Every line below that includes "bath" counts toward the total. Report that total alone.

RECORDS TO PROCESS:
────────────────────────────────────────

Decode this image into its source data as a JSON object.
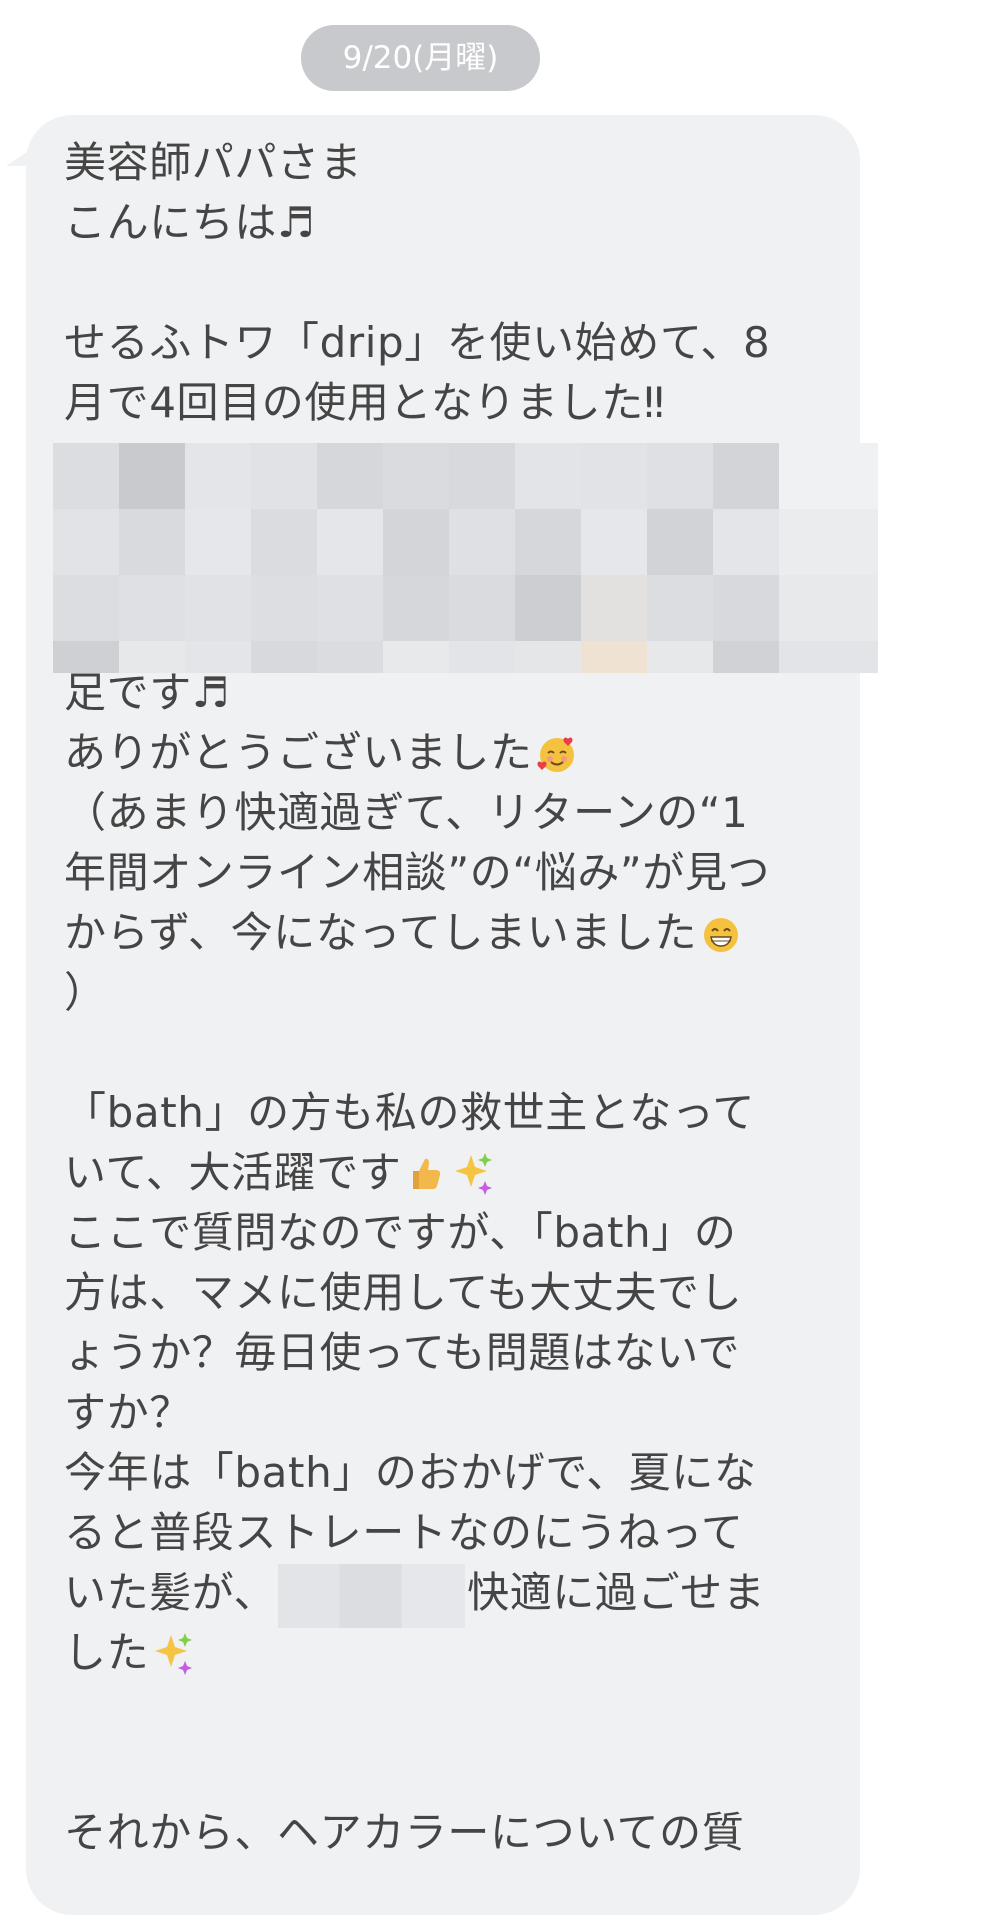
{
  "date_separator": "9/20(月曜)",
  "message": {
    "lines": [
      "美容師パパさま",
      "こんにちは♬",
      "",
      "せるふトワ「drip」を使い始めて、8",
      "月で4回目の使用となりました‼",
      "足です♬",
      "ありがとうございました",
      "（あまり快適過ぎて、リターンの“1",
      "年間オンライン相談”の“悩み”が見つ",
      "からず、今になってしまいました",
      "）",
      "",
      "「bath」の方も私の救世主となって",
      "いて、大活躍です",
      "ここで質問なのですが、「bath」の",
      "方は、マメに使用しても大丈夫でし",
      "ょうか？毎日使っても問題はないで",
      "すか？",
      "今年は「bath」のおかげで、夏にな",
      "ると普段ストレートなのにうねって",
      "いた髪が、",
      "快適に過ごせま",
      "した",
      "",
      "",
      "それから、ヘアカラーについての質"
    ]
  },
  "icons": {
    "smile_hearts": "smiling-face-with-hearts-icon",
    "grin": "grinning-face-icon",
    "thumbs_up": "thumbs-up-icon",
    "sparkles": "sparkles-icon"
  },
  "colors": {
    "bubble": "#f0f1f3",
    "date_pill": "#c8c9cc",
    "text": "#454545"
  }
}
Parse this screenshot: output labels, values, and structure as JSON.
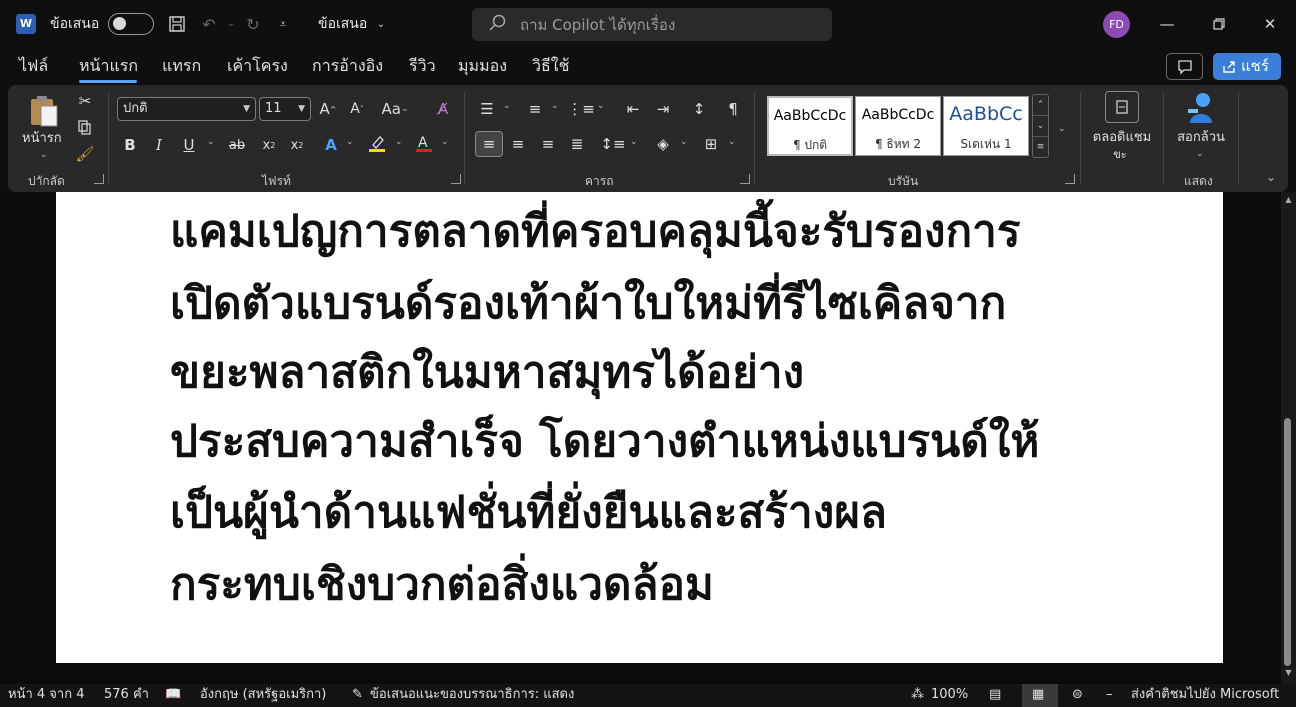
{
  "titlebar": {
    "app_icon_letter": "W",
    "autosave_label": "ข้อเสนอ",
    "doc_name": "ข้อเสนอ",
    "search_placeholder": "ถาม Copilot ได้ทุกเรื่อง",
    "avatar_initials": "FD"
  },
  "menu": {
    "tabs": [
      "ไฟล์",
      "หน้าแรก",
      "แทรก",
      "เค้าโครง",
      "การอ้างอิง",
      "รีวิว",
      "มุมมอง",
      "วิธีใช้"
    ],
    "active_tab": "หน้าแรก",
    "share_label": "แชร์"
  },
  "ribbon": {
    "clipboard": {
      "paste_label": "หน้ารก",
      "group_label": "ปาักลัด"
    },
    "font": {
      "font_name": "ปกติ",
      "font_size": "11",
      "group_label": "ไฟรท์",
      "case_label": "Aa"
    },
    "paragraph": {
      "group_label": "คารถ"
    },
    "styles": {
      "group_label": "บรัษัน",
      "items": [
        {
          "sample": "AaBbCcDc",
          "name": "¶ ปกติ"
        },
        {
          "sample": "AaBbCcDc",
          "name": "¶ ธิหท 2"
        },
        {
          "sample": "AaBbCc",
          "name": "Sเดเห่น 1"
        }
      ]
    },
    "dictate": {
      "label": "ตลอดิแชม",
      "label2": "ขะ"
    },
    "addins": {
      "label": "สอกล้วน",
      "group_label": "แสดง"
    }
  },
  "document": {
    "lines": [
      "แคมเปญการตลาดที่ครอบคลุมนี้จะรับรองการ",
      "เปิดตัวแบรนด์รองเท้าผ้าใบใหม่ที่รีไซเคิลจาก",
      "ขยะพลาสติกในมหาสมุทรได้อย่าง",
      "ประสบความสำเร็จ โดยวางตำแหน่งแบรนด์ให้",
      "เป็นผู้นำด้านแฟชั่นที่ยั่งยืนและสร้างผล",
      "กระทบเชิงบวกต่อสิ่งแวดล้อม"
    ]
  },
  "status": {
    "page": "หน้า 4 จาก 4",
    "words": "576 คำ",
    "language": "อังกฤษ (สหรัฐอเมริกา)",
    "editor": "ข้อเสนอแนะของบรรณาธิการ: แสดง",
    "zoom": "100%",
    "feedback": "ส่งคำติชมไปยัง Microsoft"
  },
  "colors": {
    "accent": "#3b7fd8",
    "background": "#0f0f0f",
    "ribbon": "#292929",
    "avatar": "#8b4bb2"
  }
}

────────────────────────────────────────

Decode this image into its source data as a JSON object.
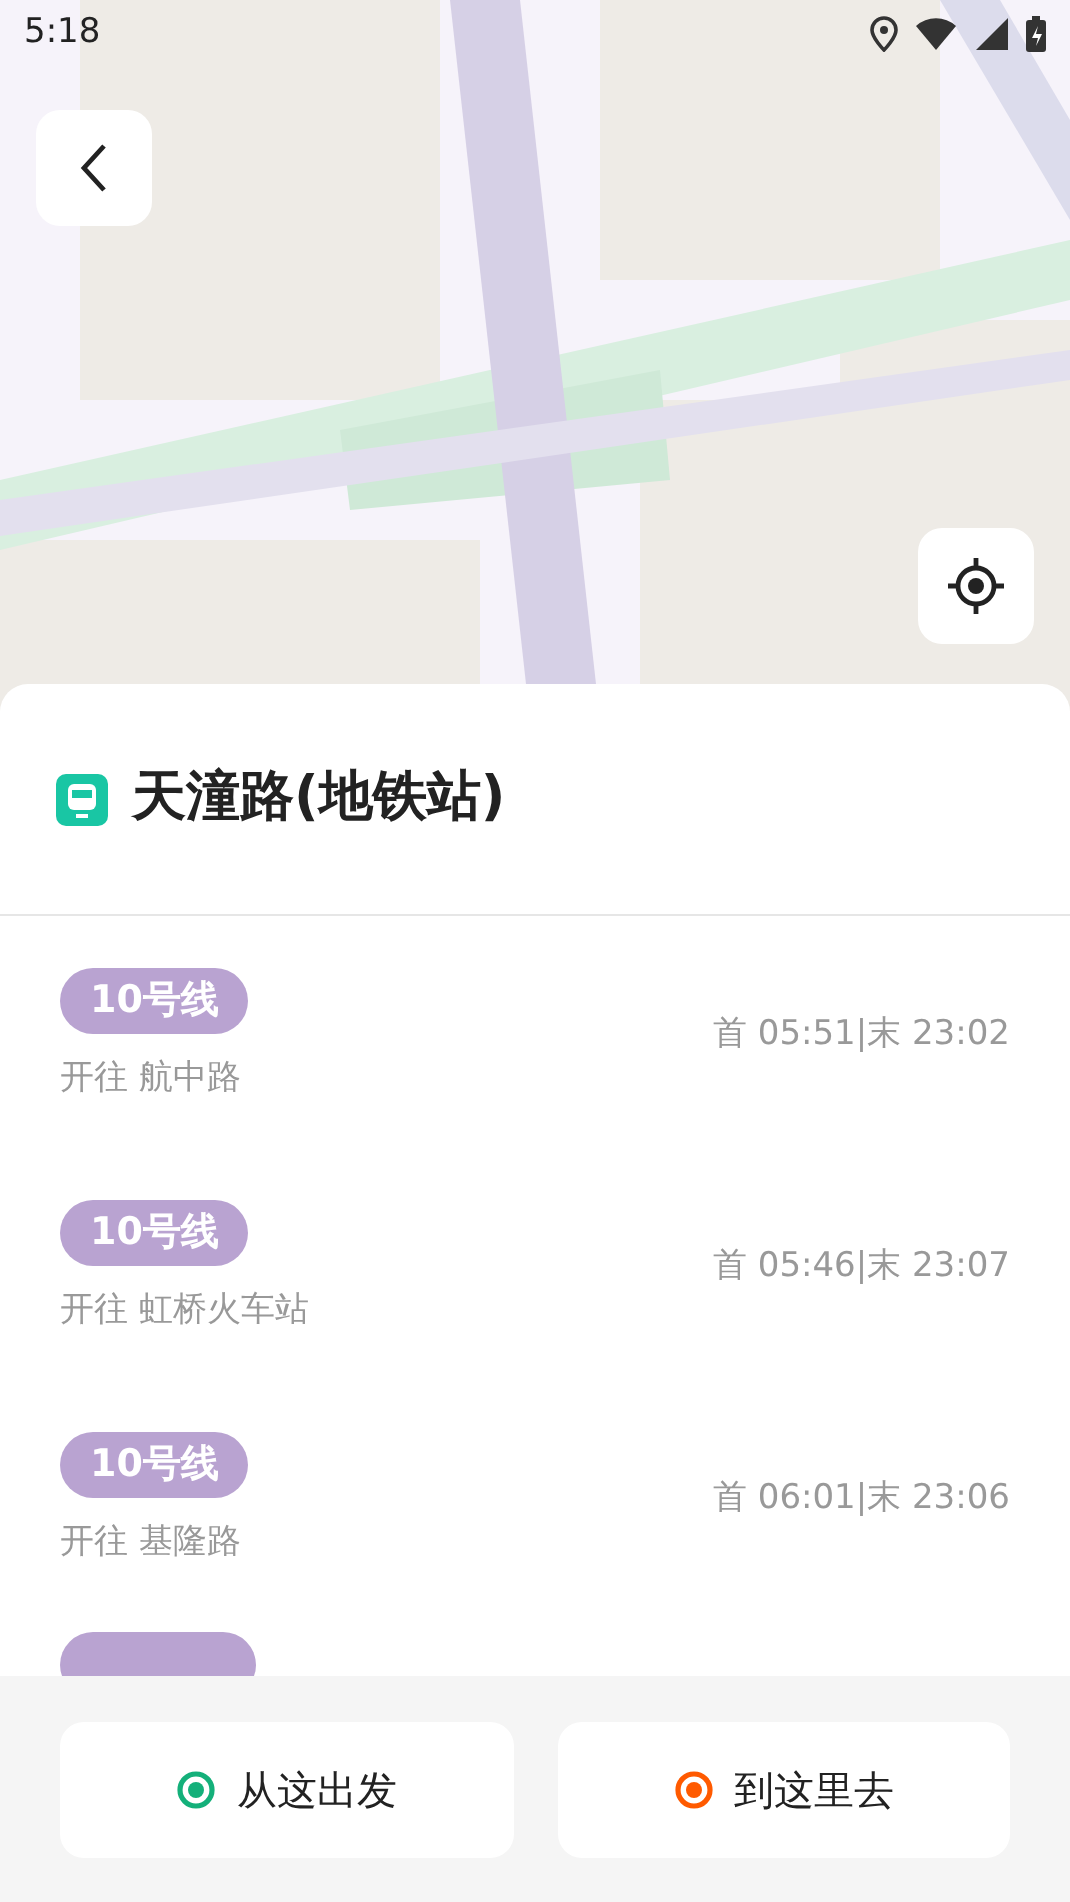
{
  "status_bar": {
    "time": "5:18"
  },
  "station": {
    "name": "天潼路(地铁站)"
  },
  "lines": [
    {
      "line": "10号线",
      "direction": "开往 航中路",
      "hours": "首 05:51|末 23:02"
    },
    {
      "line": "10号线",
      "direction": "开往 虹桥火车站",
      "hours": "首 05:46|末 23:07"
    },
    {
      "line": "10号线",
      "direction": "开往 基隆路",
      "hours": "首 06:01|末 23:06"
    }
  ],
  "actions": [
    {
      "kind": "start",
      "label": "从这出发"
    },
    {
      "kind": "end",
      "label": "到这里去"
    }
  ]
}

────────────────────────────────────────

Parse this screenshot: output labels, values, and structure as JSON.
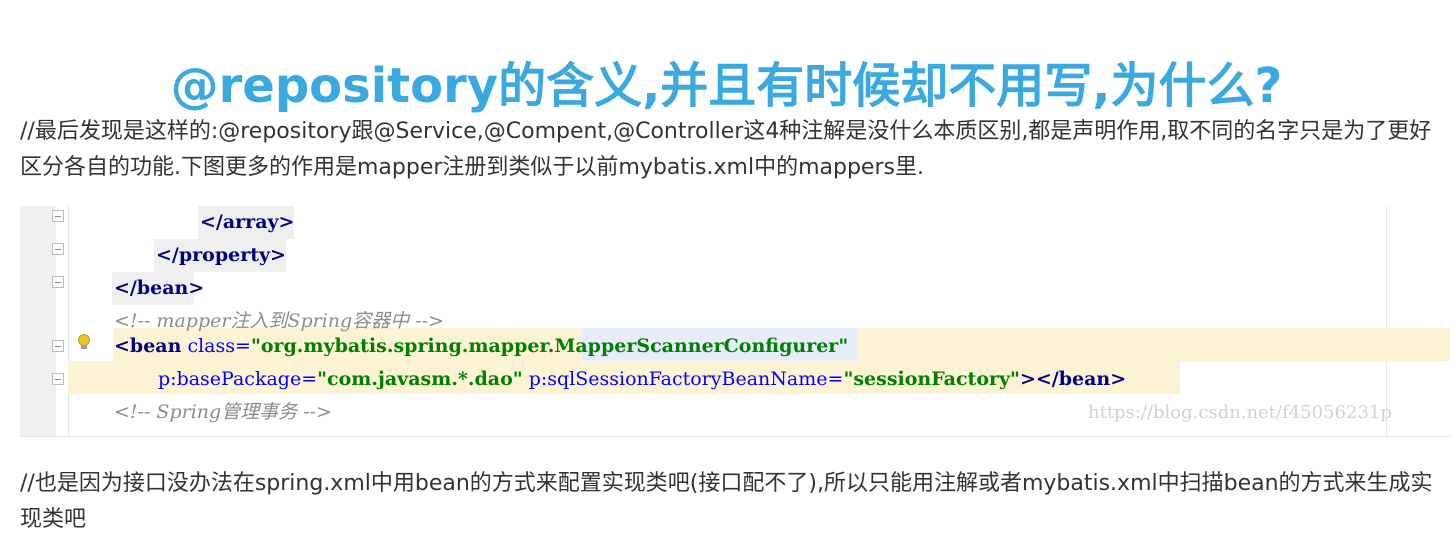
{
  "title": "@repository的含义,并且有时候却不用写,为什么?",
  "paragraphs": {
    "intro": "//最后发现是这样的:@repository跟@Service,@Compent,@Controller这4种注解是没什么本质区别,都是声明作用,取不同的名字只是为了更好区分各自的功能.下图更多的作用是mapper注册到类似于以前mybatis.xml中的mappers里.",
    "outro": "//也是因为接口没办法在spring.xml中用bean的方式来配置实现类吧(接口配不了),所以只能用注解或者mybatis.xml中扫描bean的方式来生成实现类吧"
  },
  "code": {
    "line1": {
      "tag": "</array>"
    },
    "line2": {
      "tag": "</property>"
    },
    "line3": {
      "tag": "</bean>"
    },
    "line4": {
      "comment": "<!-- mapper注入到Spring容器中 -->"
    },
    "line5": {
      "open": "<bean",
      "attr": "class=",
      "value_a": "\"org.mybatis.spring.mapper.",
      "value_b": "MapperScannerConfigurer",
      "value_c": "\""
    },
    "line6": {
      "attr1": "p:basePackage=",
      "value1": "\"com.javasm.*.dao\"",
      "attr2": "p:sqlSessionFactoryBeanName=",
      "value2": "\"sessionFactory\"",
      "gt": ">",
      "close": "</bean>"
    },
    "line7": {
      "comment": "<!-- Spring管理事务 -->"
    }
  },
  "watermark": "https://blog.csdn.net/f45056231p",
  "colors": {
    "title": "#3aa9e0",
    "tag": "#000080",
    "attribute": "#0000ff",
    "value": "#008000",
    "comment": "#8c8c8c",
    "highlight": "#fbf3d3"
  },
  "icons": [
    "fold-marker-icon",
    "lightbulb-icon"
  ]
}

────────────────────────────────────────

SOLUTION TO THE PROBLEM:
3